[BEGIN EXTRACTED DATA]
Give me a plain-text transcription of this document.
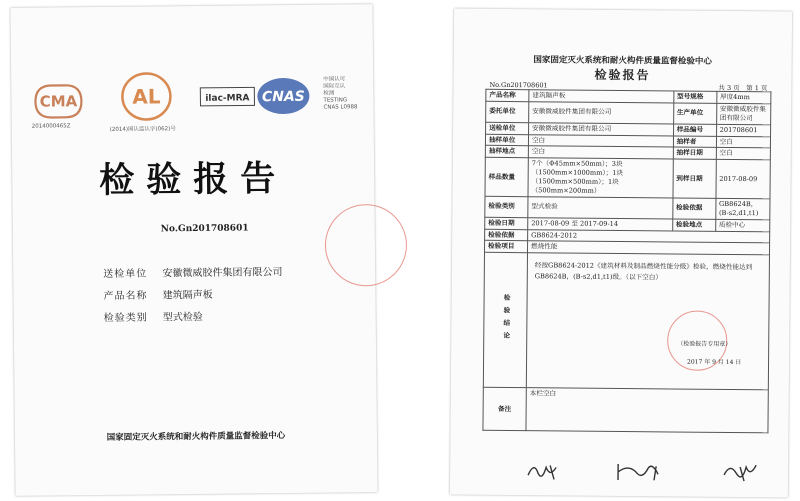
CMA
2014000465Z
AL
(2014)国认监认字(062)号
ilac-MRA CNAS
中国认可
国际互认
检测
TESTING
CNAS L0988
检验报告
No.Gn201708601
送检单位 安徽微威胶件集团有限公司
产品名称 建筑隔声板
检验类别 型式检验
国家固定灭火系统和耐火构件质量监督检验中心
国家固定灭火系统和耐火构件质量监督检验中心
检验报告
No.Gn201708601	共 3 页　第 1 页
产品名称	建筑隔声板	型号规格	厚度4mm
委托单位	安徽微威胶件集团有限公司	生产单位	安徽微威胶件集团有限公司
送检单位	安徽微威胶件集团有限公司	样品编号	201708601
抽样单位	空白	抽样者	空白
抽样地点	空白	抽样日期	空白
样品数量	7个（Φ45mm×50mm）；3块（1500mm×1000mm）；1块（1500mm×500mm）；1块（500mm×200mm）	到样日期	2017-08-09
检验类别	型式检验	检验依据	GB8624B，(B-s2,d1,t1)
检验日期	2017-08-09 至 2017-09-14	检验地点	质检中心
检验依据	GB8624-2012		
检验项目	燃烧性能		
检验结论	经按GB8624-2012《建筑材料及制品燃烧性能分级》检验，燃烧性能达到GB8624B，(B-s2,d1,t1)级。（以下空白）
（检验报告专用章）
2017 年 9 月 14 日		

备注	本栏空白		
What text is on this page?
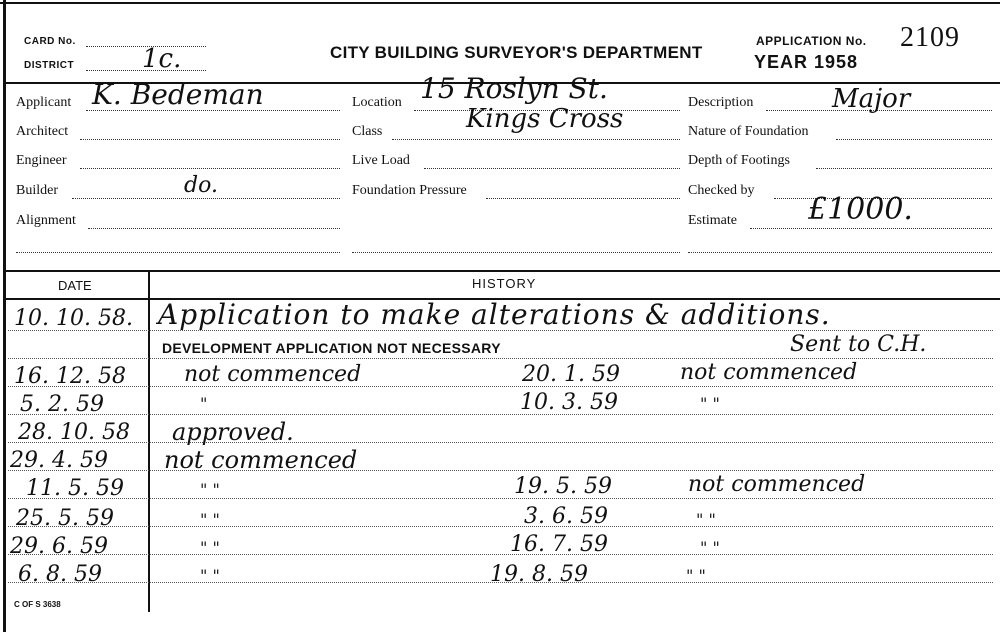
CARD No.
DISTRICT	1c.	CITY BUILDING SURVEYOR'S DEPARTMENT
APPLICATION No. 2109
YEAR 1958
Applicant K. Bedeman
Architect
Engineer
Builder	do.
Alignment
Location 15 Roslyn St.
Class	Kings Cross
Live Load
Foundation Pressure
Description	Major
Nature of Foundation
Depth of Footings
Checked by
Estimate £1000.
DATE	HISTORY
10. 10. 58. Application to make alterations & additions.
DEVELOPMENT APPLICATION NOT NECESSARY	Sent to C.H.
16. 12. 58	not commenced	20. 1. 59	not commenced
5. 2. 59	"	10. 3. 59	" "
28. 10. 58 approved.
29. 4. 59 not commenced
11. 5. 59	" "	19. 5. 59	not commenced
25. 5. 59	" "	3. 6. 59	" "
29. 6. 59	" "	16. 7. 59	" "
6. 8. 59	" "	19. 8. 59	" "
C OF S 3638
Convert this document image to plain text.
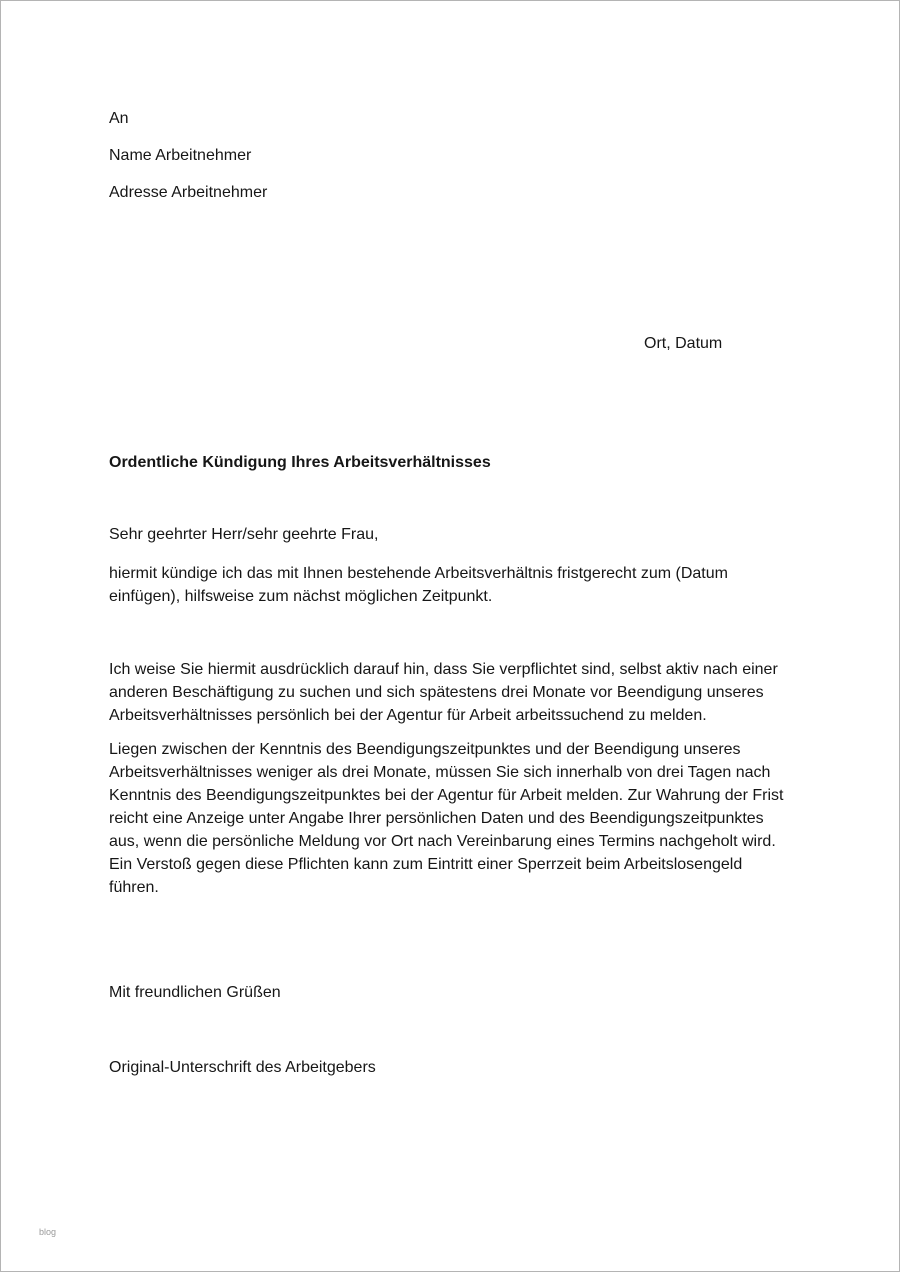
An

Name Arbeitnehmer

Adresse Arbeitnehmer

Ort, Datum

Ordentliche Kündigung Ihres Arbeitsverhältnisses

Sehr geehrter Herr/sehr geehrte Frau,

hiermit kündige ich das mit Ihnen bestehende Arbeitsverhältnis fristgerecht zum (Datum einfügen), hilfsweise zum nächst möglichen Zeitpunkt.

Ich weise Sie hiermit ausdrücklich darauf hin, dass Sie verpflichtet sind, selbst aktiv nach einer anderen Beschäftigung zu suchen und sich spätestens drei Monate vor Beendigung unseres Arbeitsverhältnisses persönlich bei der Agentur für Arbeit arbeitssuchend zu melden.

Liegen zwischen der Kenntnis des Beendigungszeitpunktes und der Beendigung unseres Arbeitsverhältnisses weniger als drei Monate, müssen Sie sich innerhalb von drei Tagen nach Kenntnis des Beendigungszeitpunktes bei der Agentur für Arbeit melden. Zur Wahrung der Frist reicht eine Anzeige unter Angabe Ihrer persönlichen Daten und des Beendigungszeitpunktes aus, wenn die persönliche Meldung vor Ort nach Vereinbarung eines Termins nachgeholt wird. Ein Verstoß gegen diese Pflichten kann zum Eintritt einer Sperrzeit beim Arbeitslosengeld führen.

Mit freundlichen Grüßen

Original-Unterschrift des Arbeitgebers

blog
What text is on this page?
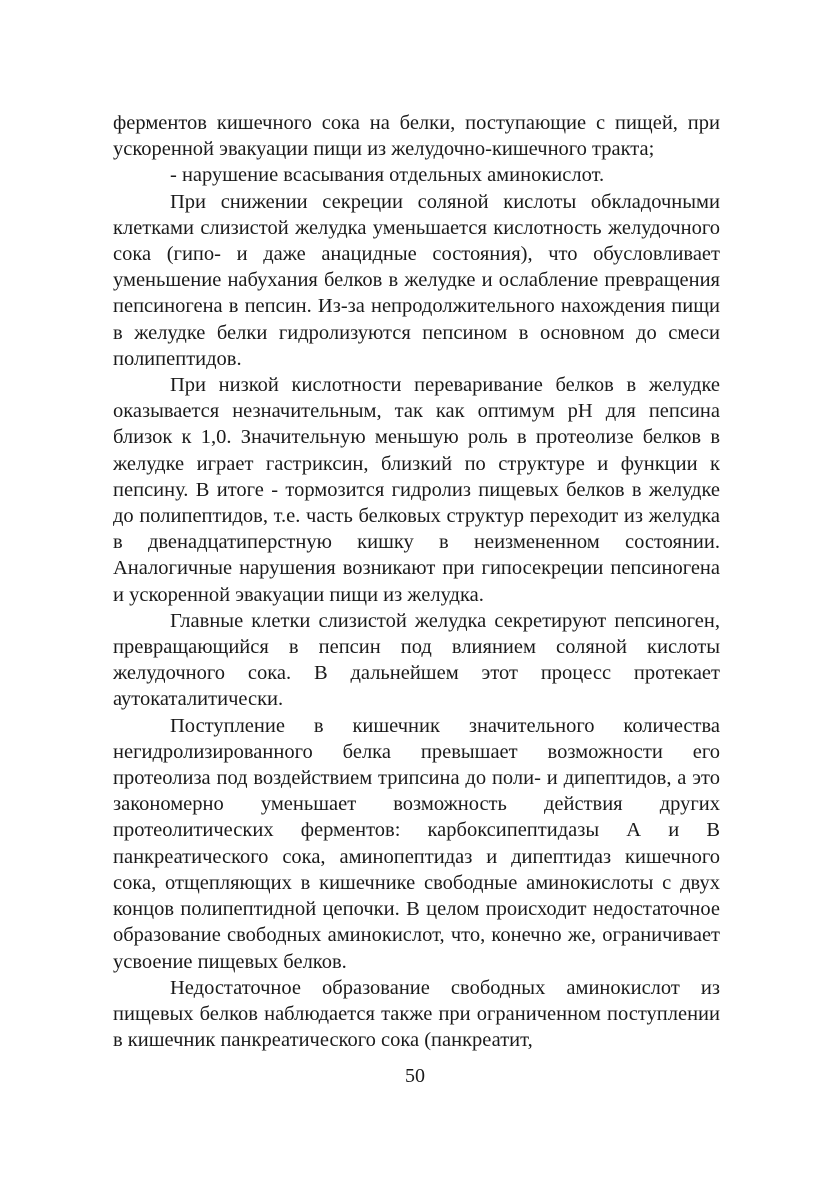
ферментов кишечного сока на белки, поступающие с пищей, при ускоренной эвакуации пищи из желудочно-кишечного тракта;

- нарушение всасывания отдельных аминокислот.

При снижении секреции соляной кислоты обкладочными клетками слизистой желудка уменьшается кислотность желудочного сока (гипо- и даже анацидные состояния), что обусловливает уменьшение набухания белков в желудке и ослабление превращения пепсиногена в пепсин. Из-за непродолжительного нахождения пищи в желудке белки гидролизуются пепсином в основном до смеси полипептидов.

При низкой кислотности переваривание белков в желудке оказывается незначительным, так как оптимум рН для пепсина близок к 1,0. Значительную меньшую роль в протеолизе белков в желудке играет гастриксин, близкий по структуре и функции к пепсину. В итоге - тормозится гидролиз пищевых белков в желудке до полипептидов, т.е. часть белковых структур переходит из желудка в двенадцатиперстную кишку в неизмененном состоянии. Аналогичные нарушения возникают при гипосекреции пепсиногена и ускоренной эвакуации пищи из желудка.

Главные клетки слизистой желудка секретируют пепсиноген, превращающийся в пепсин под влиянием соляной кислоты желудочного сока. В дальнейшем этот процесс протекает аутокаталитически.

Поступление в кишечник значительного количества негидролизированного белка превышает возможности его протеолиза под воздействием трипсина до поли- и дипептидов, а это закономерно уменьшает возможность действия других протеолитических ферментов: карбоксипептидазы А и В панкреатического сока, аминопептидаз и дипептидаз кишечного сока, отщепляющих в кишечнике свободные аминокислоты с двух концов полипептидной цепочки. В целом происходит недостаточное образование свободных аминокислот, что, конечно же, ограничивает усвоение пищевых белков.

Недостаточное образование свободных аминокислот из пищевых белков наблюдается также при ограниченном поступлении в кишечник панкреатического сока (панкреатит,

50
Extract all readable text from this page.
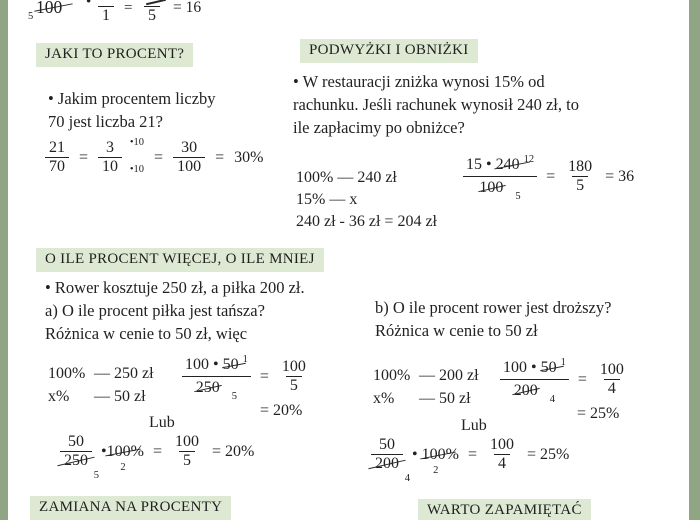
5 100 •
1 = 5 = 16
JAKI TO PROCENT?
• Jakim procentem liczby
70 jest liczba 21?
$\frac{21}{70} = \frac{3}{10}$ •10
•10
= $\frac{30}{100} = 30\%$
PODWYŻKI I OBNIŻKI
• W restauracji zniżka wynosi 15% od
rachunku. Jeśli rachunek wynosił 240 zł, to
ile zapłacimy po obniżce?
100% — 240 zł
15% — x
240 zł - 36 zł = 204 zł
15 • 240 12
100
$5 = \frac{180}{5} = 36$
O ILE PROCENT WIĘCEJ, O ILE MNIEJ
• Rower kosztuje 250 zł, a piłka 200 zł.
a) O ile procent piłka jest tańsza?
Różnica w cenie to 50 zł, więc
b) O ile procent rower jest droższy?
Różnica w cenie to 50 zł
100% — 250 zł
x%	— 50 zł	100 • 50 1
250
$5 = \frac{100}{5}$
= 20%
Lub
$\frac{50}{250}$
5
•100%
2
= $\frac{100}{5} = 20\%$
100% — 200 zł
x%	— 50 zł	100 • 50 1
200
$4 = \frac{100}{4}$
= 25%
Lub
$\frac{50}{200}$
4
• 100%
2
= $\frac{100}{4} = 25\%$
ZAMIANA NA PROCENTY	WARTO ZAPAMIĘTAĆ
[END EXTRACTED DATA]
-- STATED EXERCISE --
What is the number of lines that hold the string "this"? Give it alone.

-- SOLUTION --
5